**Task prompt:** Compute the number of lines that include the string "type", then output that number and nothing else.

[Records from a data collection]

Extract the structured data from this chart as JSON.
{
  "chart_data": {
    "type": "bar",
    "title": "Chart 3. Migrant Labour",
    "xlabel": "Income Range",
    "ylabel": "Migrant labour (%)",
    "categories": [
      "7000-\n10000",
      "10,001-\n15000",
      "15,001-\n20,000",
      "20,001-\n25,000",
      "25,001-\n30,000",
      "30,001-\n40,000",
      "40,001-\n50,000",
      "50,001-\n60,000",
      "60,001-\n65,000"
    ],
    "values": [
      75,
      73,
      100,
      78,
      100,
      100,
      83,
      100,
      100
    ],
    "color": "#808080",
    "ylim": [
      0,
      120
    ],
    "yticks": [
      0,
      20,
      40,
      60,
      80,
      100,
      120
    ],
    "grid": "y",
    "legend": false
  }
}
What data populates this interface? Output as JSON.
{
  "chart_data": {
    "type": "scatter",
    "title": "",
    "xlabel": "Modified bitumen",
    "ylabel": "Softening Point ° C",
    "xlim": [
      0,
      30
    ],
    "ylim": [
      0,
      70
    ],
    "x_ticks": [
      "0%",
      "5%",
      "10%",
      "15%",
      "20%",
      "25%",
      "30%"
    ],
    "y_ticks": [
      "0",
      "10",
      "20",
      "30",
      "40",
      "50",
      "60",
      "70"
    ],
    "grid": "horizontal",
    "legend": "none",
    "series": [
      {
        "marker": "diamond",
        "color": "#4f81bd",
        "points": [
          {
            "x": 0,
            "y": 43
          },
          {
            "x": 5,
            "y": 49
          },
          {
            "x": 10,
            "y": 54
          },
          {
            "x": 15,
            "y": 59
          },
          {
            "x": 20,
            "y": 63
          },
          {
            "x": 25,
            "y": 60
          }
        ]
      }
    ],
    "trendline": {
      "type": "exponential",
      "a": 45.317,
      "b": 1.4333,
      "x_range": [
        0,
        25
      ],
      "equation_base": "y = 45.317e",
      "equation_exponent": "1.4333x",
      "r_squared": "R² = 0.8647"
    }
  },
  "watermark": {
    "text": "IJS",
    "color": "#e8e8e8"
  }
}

**Written response:** 3